_Do this:_
Reproduce each of these rows line for line, omitting the pictures.

Element location listings:
** Begin **

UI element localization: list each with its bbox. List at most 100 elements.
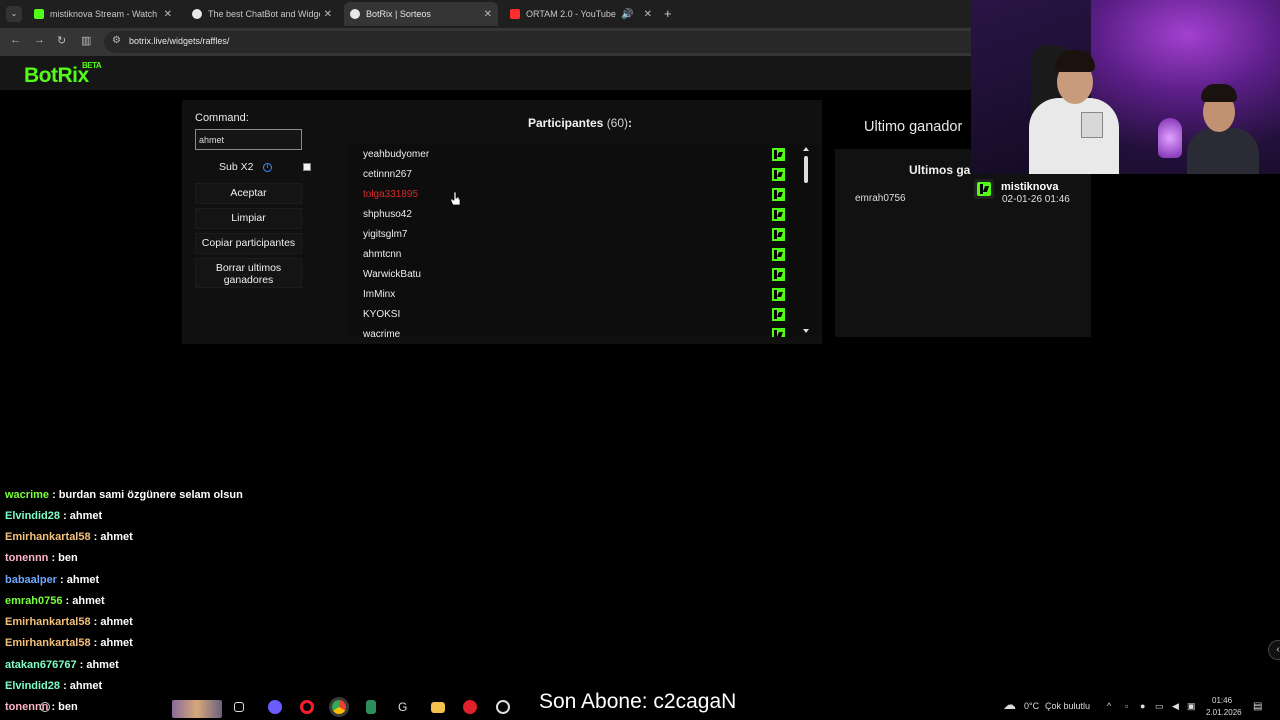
- scroll-thumb[interactable]: [804, 156, 808, 183]
- chat-message: Emirhankartal58 : ahmet: [5, 531, 133, 543]
- kick-icon: [772, 188, 785, 201]
- back-icon[interactable]: ←: [10, 34, 21, 46]
- participant-row[interactable]: tolga331895: [363, 184, 788, 204]
- copy-participants-button[interactable]: Copiar participantes: [195, 233, 302, 254]
- screen: ⌄ mistiknova Stream - Watch Live ✕ The b…: [0, 0, 1280, 720]
- botrix-favicon-icon: [350, 9, 360, 19]
- overlay-username: mistiknova: [1001, 181, 1059, 193]
- command-input[interactable]: [195, 129, 302, 150]
- weather-cloud-icon[interactable]: ☁: [1003, 697, 1016, 713]
- tray-app-icon[interactable]: ▫: [1125, 701, 1128, 711]
- close-tab-icon[interactable]: ✕: [164, 9, 172, 20]
- clock-time[interactable]: 01:46: [1212, 696, 1232, 705]
- close-tab-icon[interactable]: ✕: [484, 9, 492, 20]
- logo-text: BotRix: [24, 64, 89, 87]
- close-tab-icon[interactable]: ✕: [644, 9, 652, 20]
- participant-row[interactable]: WarwickBatu: [363, 264, 788, 284]
- side-panel-icon[interactable]: ▥: [81, 34, 91, 47]
- participant-name: cetinnn267: [363, 169, 412, 180]
- participants-list[interactable]: yeahbudyomer cetinnn267 tolga331895 shph…: [348, 144, 818, 337]
- participant-name: yigitsglm7: [363, 229, 408, 240]
- chat-message: wacrime : burdan sami özgünere selam ols…: [5, 489, 243, 501]
- weather-text[interactable]: Çok bulutlu: [1045, 701, 1090, 711]
- botrix-favicon-icon: [192, 9, 202, 19]
- file-explorer-icon[interactable]: [431, 702, 445, 713]
- tab-title: mistiknova Stream - Watch Live: [50, 9, 160, 19]
- streamer-body: [1029, 98, 1119, 174]
- scroll-down-arrow-icon[interactable]: [803, 329, 809, 333]
- clock-date[interactable]: 2.01.2026: [1206, 708, 1242, 717]
- chrome-icon[interactable]: [332, 700, 346, 714]
- participants-scrollbar[interactable]: [800, 144, 812, 337]
- beta-badge: BETA: [82, 61, 102, 70]
- participant-row[interactable]: ImMinx: [363, 284, 788, 304]
- chat-message: atakan676767 : ahmet: [5, 659, 119, 671]
- discord-icon[interactable]: [268, 700, 282, 714]
- participant-name: yeahbudyomer: [363, 149, 430, 160]
- close-tab-icon[interactable]: ✕: [324, 9, 332, 20]
- participant-row[interactable]: yeahbudyomer: [363, 144, 788, 164]
- clear-button[interactable]: Limpiar: [195, 208, 302, 229]
- chat-text: : burdan sami özgünere selam olsun: [49, 489, 243, 501]
- tab-youtube[interactable]: ORTAM 2.0 - YouTube 🔊 ✕: [504, 2, 658, 26]
- participant-row[interactable]: ahmtcnn: [363, 244, 788, 264]
- hookah-lamp: [1158, 118, 1182, 158]
- chat-message: emrah0756 : ahmet: [5, 595, 105, 607]
- chat-username: atakan676767: [5, 659, 77, 671]
- participants-heading: Participantes (60):: [470, 116, 690, 130]
- scroll-up-arrow-icon[interactable]: [803, 147, 809, 151]
- participant-row[interactable]: KYOKSI: [363, 304, 788, 324]
- excel-icon[interactable]: [366, 700, 376, 714]
- app-c-icon[interactable]: G: [398, 700, 412, 714]
- participants-title: Participantes: [527, 116, 604, 130]
- held-box: [1081, 112, 1103, 138]
- participant-row[interactable]: shphuso42: [363, 204, 788, 224]
- chat-text: : ahmet: [60, 510, 103, 522]
- kick-logo-badge: [974, 179, 994, 199]
- kick-icon: [977, 182, 991, 196]
- forward-icon[interactable]: →: [34, 34, 45, 46]
- last-subscriber-text: Son Abone: c2cagaN: [539, 690, 737, 713]
- last-winner-title: Ultimo ganador: [864, 119, 963, 135]
- app-red-icon[interactable]: [463, 700, 477, 714]
- tab-search-icon[interactable]: ⌄: [6, 6, 22, 22]
- site-info-icon[interactable]: ⚙: [112, 35, 121, 46]
- info-icon[interactable]: i: [263, 163, 272, 172]
- tab-chatbot[interactable]: The best ChatBot and Widgets ✕: [186, 2, 338, 26]
- delete-last-winners-button[interactable]: Borrar ultimos ganadores: [195, 258, 302, 288]
- chat-message: Emirhankartal58 : ahmet: [5, 616, 133, 628]
- kick-icon: [772, 168, 785, 181]
- tab-kick-stream[interactable]: mistiknova Stream - Watch Live ✕: [28, 2, 178, 26]
- new-tab-icon[interactable]: +: [664, 6, 672, 21]
- tray-chevron-up-icon[interactable]: ^: [1107, 701, 1111, 711]
- keyboard-icon[interactable]: ▭: [1155, 701, 1164, 712]
- tab-botrix-sorteos[interactable]: BotRix | Sorteos ✕: [344, 2, 498, 26]
- microphone-icon[interactable]: ●: [1140, 701, 1145, 711]
- task-view-icon[interactable]: [234, 702, 244, 712]
- network-icon[interactable]: ▣: [1187, 701, 1196, 712]
- chat-message: Elvindid28 : ahmet: [5, 510, 102, 522]
- last-winners-panel: [835, 149, 1091, 337]
- command-label: Command:: [195, 112, 249, 124]
- participant-row[interactable]: wacrime: [363, 324, 788, 337]
- accept-button[interactable]: Aceptar: [195, 183, 302, 204]
- botrix-logo[interactable]: BotRix BETA: [24, 61, 102, 88]
- audio-icon[interactable]: 🔊: [621, 9, 633, 20]
- kick-icon: [772, 228, 785, 241]
- search-icon[interactable]: [40, 702, 50, 712]
- participant-name: KYOKSI: [363, 309, 401, 320]
- volume-icon[interactable]: ◀: [1172, 701, 1179, 712]
- participant-row[interactable]: cetinnn267: [363, 164, 788, 184]
- weather-temp[interactable]: 0°C: [1024, 701, 1039, 711]
- sub-x2-checkbox[interactable]: [303, 163, 311, 171]
- obs-icon[interactable]: [496, 700, 510, 714]
- chat-username: babaalper: [5, 574, 57, 586]
- url-field[interactable]: ⚙ botrix.live/widgets/raffles/: [104, 31, 1004, 53]
- kick-favicon-icon: [34, 9, 44, 19]
- notifications-icon[interactable]: ▤: [1253, 701, 1262, 712]
- participant-row[interactable]: yigitsglm7: [363, 224, 788, 244]
- widgets-thumbnail-icon[interactable]: [172, 700, 222, 718]
- opera-icon[interactable]: [300, 700, 314, 714]
- tab-title: The best ChatBot and Widgets: [208, 9, 320, 19]
- reload-icon[interactable]: ↻: [57, 34, 66, 47]
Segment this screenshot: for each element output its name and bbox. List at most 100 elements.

** End **

_Response to this task:_
UI element localization: list each with its bbox. List at most 100 elements.
- scroll-thumb[interactable]: [804, 156, 808, 183]
- chat-message: Emirhankartal58 : ahmet: [5, 531, 133, 543]
- kick-icon: [772, 188, 785, 201]
- back-icon[interactable]: ←: [10, 34, 21, 46]
- participant-row[interactable]: tolga331895: [363, 184, 788, 204]
- copy-participants-button[interactable]: Copiar participantes: [195, 233, 302, 254]
- screen: ⌄ mistiknova Stream - Watch Live ✕ The b…: [0, 0, 1280, 720]
- botrix-favicon-icon: [350, 9, 360, 19]
- overlay-username: mistiknova: [1001, 181, 1059, 193]
- command-input[interactable]: [195, 129, 302, 150]
- weather-cloud-icon[interactable]: ☁: [1003, 697, 1016, 713]
- tray-app-icon[interactable]: ▫: [1125, 701, 1128, 711]
- close-tab-icon[interactable]: ✕: [164, 9, 172, 20]
- clock-time[interactable]: 01:46: [1212, 696, 1232, 705]
- close-tab-icon[interactable]: ✕: [484, 9, 492, 20]
- logo-text: BotRix: [24, 64, 89, 87]
- close-tab-icon[interactable]: ✕: [644, 9, 652, 20]
- participant-row[interactable]: WarwickBatu: [363, 264, 788, 284]
- side-panel-icon[interactable]: ▥: [81, 34, 91, 47]
- participant-name: cetinnn267: [363, 169, 412, 180]
- participants-list[interactable]: yeahbudyomer cetinnn267 tolga331895 shph…: [348, 144, 818, 337]
- participant-name: yigitsglm7: [363, 229, 408, 240]
- chat-message: wacrime : burdan sami özgünere selam ols…: [5, 489, 243, 501]
- weather-text[interactable]: Çok bulutlu: [1045, 701, 1090, 711]
- botrix-favicon-icon: [192, 9, 202, 19]
- file-explorer-icon[interactable]: [431, 702, 445, 713]
- tab-title: mistiknova Stream - Watch Live: [50, 9, 160, 19]
- streamer-body: [1029, 98, 1119, 174]
- scroll-down-arrow-icon[interactable]: [803, 329, 809, 333]
- clock-date[interactable]: 2.01.2026: [1206, 708, 1242, 717]
- chrome-icon[interactable]: [332, 700, 346, 714]
- participants-scrollbar[interactable]: [800, 144, 812, 337]
- beta-badge: BETA: [82, 61, 102, 70]
- participant-row[interactable]: ImMinx: [363, 284, 788, 304]
- chat-message: atakan676767 : ahmet: [5, 659, 119, 671]
- discord-icon[interactable]: [268, 700, 282, 714]
- participant-name: yeahbudyomer: [363, 149, 430, 160]
- close-tab-icon[interactable]: ✕: [324, 9, 332, 20]
- participant-row[interactable]: yeahbudyomer: [363, 144, 788, 164]
- clear-button[interactable]: Limpiar: [195, 208, 302, 229]
- chat-text: : burdan sami özgünere selam olsun: [49, 489, 243, 501]
- tab-youtube[interactable]: ORTAM 2.0 - YouTube 🔊 ✕: [504, 2, 658, 26]
- participant-row[interactable]: ahmtcnn: [363, 244, 788, 264]
- hookah-lamp: [1158, 118, 1182, 158]
- chat-message: emrah0756 : ahmet: [5, 595, 105, 607]
- chat-username: atakan676767: [5, 659, 77, 671]
- participants-heading: Participantes (60):: [470, 116, 690, 130]
- scroll-up-arrow-icon[interactable]: [803, 147, 809, 151]
- participant-row[interactable]: KYOKSI: [363, 304, 788, 324]
- excel-icon[interactable]: [366, 700, 376, 714]
- app-c-icon[interactable]: G: [398, 700, 412, 714]
- participants-title: Participantes: [527, 116, 604, 130]
- held-box: [1081, 112, 1103, 138]
- participant-row[interactable]: shphuso42: [363, 204, 788, 224]
- chat-text: : ahmet: [60, 510, 103, 522]
- kick-logo-badge: [974, 179, 994, 199]
- kick-icon: [977, 182, 991, 196]
- forward-icon[interactable]: →: [34, 34, 45, 46]
- last-subscriber-text: Son Abone: c2cagaN: [539, 690, 737, 713]
- last-winner-title: Ultimo ganador: [864, 119, 963, 135]
- app-red-icon[interactable]: [463, 700, 477, 714]
- tab-search-icon[interactable]: ⌄: [6, 6, 22, 22]
- site-info-icon[interactable]: ⚙: [112, 35, 121, 46]
- info-icon[interactable]: i: [263, 163, 272, 172]
- tab-chatbot[interactable]: The best ChatBot and Widgets ✕: [186, 2, 338, 26]
- delete-last-winners-button[interactable]: Borrar ultimos ganadores: [195, 258, 302, 288]
- chat-message: Emirhankartal58 : ahmet: [5, 616, 133, 628]
- kick-icon: [772, 168, 785, 181]
- tab-kick-stream[interactable]: mistiknova Stream - Watch Live ✕: [28, 2, 178, 26]
- new-tab-icon[interactable]: +: [664, 6, 672, 21]
- tray-chevron-up-icon[interactable]: ^: [1107, 701, 1111, 711]
- keyboard-icon[interactable]: ▭: [1155, 701, 1164, 712]
- tab-botrix-sorteos[interactable]: BotRix | Sorteos ✕: [344, 2, 498, 26]
- microphone-icon[interactable]: ●: [1140, 701, 1145, 711]
- task-view-icon[interactable]: [234, 702, 244, 712]
- network-icon[interactable]: ▣: [1187, 701, 1196, 712]
- chat-message: Elvindid28 : ahmet: [5, 510, 102, 522]
- last-winners-panel: [835, 149, 1091, 337]
- command-label: Command:: [195, 112, 249, 124]
- participant-row[interactable]: wacrime: [363, 324, 788, 337]
- accept-button[interactable]: Aceptar: [195, 183, 302, 204]
- botrix-logo[interactable]: BotRix BETA: [24, 61, 102, 88]
- audio-icon[interactable]: 🔊: [621, 9, 633, 20]
- kick-icon: [772, 228, 785, 241]
- search-icon[interactable]: [40, 702, 50, 712]
- participant-name: KYOKSI: [363, 309, 401, 320]
- volume-icon[interactable]: ◀: [1172, 701, 1179, 712]
- participant-row[interactable]: cetinnn267: [363, 164, 788, 184]
- weather-temp[interactable]: 0°C: [1024, 701, 1039, 711]
- sub-x2-checkbox[interactable]: [303, 163, 311, 171]
- obs-icon[interactable]: [496, 700, 510, 714]
- chat-username: babaalper: [5, 574, 57, 586]
- url-field[interactable]: ⚙ botrix.live/widgets/raffles/: [104, 31, 1004, 53]
- kick-favicon-icon: [34, 9, 44, 19]
- notifications-icon[interactable]: ▤: [1253, 701, 1262, 712]
- participant-row[interactable]: yigitsglm7: [363, 224, 788, 244]
- widgets-thumbnail-icon[interactable]: [172, 700, 222, 718]
- opera-icon[interactable]: [300, 700, 314, 714]
- tab-title: The best ChatBot and Widgets: [208, 9, 320, 19]
- reload-icon[interactable]: ↻: [57, 34, 66, 47]
Segment this screenshot: for each element output its name and bbox. List at most 100 elements.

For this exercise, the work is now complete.